Records excerpted from a collection:
++++++

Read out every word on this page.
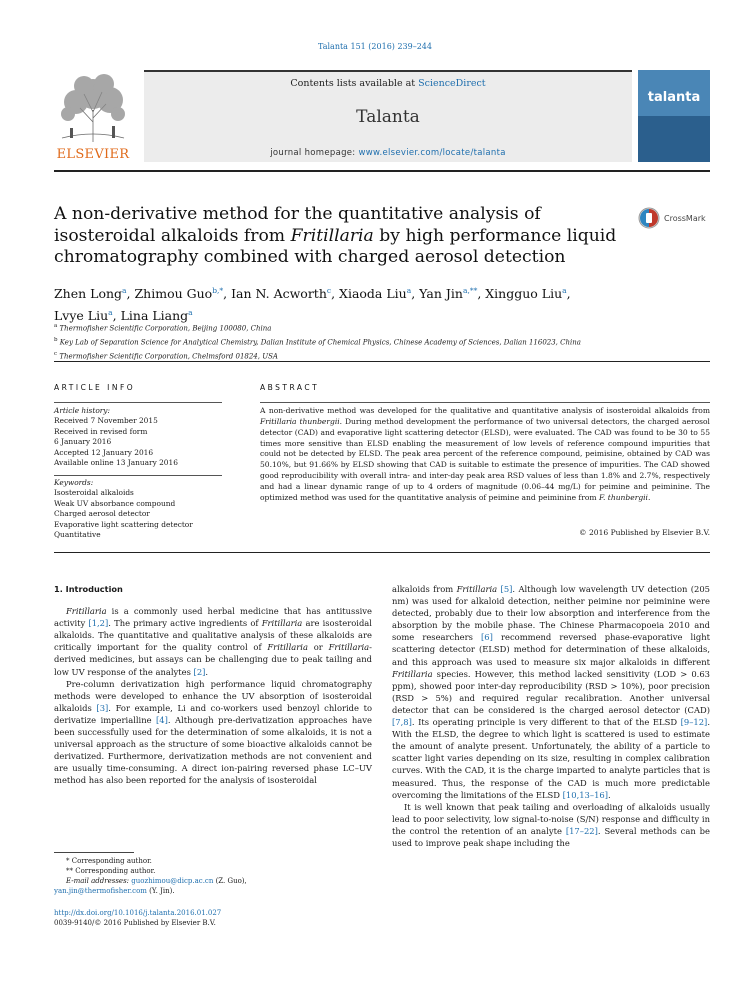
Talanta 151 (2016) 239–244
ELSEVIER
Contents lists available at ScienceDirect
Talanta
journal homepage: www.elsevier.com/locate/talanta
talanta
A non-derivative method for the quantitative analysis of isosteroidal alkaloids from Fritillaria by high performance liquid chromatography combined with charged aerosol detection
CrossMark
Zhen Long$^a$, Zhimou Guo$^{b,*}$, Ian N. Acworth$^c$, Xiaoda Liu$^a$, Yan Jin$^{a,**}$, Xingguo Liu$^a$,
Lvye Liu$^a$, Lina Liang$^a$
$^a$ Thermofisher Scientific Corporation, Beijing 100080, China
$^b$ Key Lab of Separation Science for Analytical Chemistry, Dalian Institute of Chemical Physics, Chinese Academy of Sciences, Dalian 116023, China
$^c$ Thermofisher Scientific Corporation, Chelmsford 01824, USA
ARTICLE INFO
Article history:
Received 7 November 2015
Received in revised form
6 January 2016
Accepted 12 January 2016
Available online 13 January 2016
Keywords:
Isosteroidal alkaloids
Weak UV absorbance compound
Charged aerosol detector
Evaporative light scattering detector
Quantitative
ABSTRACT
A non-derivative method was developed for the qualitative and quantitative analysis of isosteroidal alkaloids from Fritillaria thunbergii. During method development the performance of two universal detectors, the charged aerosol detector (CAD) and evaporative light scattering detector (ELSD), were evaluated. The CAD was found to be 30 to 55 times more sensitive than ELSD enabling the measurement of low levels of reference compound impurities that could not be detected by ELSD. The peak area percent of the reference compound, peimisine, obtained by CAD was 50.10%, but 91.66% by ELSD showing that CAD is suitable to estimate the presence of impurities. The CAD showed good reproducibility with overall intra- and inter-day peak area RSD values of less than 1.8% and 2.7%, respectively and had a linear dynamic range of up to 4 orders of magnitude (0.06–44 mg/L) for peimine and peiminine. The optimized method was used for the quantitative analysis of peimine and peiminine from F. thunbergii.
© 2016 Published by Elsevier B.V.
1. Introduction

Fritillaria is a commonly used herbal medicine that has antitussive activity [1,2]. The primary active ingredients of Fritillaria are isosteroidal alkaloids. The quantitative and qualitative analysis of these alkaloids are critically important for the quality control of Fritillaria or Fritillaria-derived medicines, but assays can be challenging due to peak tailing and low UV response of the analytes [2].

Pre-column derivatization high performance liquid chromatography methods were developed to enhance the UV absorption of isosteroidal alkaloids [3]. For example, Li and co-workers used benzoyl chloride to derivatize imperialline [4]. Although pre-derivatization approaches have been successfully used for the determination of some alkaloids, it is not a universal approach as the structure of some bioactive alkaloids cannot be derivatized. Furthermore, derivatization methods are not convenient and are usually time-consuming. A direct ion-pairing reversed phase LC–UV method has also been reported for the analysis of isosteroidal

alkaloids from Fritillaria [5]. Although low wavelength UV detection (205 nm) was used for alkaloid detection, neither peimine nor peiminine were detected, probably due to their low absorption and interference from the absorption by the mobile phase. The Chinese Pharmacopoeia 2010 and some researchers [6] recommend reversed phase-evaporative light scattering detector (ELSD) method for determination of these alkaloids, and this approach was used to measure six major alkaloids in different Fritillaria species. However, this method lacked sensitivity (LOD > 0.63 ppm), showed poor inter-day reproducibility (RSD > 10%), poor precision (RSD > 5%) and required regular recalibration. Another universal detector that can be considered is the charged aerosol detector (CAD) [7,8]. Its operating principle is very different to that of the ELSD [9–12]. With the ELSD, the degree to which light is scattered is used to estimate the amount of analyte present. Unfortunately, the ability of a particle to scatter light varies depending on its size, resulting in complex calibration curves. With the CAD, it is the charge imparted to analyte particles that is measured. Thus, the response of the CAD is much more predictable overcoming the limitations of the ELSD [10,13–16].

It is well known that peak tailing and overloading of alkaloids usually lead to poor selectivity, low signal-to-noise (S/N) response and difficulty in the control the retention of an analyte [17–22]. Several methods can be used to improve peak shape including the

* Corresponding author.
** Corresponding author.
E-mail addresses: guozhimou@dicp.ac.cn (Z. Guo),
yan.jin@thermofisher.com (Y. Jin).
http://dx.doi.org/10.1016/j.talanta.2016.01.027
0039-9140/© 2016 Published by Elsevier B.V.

++++++

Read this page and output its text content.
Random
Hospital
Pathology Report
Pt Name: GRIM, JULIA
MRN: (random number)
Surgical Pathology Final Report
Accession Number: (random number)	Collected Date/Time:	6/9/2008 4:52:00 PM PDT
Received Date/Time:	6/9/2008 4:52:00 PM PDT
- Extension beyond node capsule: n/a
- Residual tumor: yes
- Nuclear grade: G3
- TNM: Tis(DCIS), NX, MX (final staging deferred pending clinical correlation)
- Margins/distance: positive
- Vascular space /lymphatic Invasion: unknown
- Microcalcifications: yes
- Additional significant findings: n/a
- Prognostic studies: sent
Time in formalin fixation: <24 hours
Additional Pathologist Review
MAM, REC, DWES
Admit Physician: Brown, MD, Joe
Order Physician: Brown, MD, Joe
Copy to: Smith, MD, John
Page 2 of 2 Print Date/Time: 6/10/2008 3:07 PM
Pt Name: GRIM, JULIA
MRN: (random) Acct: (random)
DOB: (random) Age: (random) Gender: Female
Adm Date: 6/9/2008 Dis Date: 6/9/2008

++++++

**EXERCISE:** List every line above that contains the word "methods".

**WRITTEN REPLY:**
Pre-column derivatization high performance liquid chromatography methods were developed to enhance the UV absorption of isosteroidal alkaloids [3]. For example, Li and co-workers used benzoyl chloride to derivatize imperialline [4]. Although pre-derivatization approaches have been successfully used for the determination of some alkaloids, it is not a universal approach as the structure of some bioactive alkaloids cannot be derivatized. Furthermore, derivatization methods are not convenient and are usually time-consuming. A direct ion-pairing reversed phase LC–UV method has also been reported for the analysis of isosteroidal
It is well known that peak tailing and overloading of alkaloids usually lead to poor selectivity, low signal-to-noise (S/N) response and difficulty in the control the retention of an analyte [17–22]. Several methods can be used to improve peak shape including the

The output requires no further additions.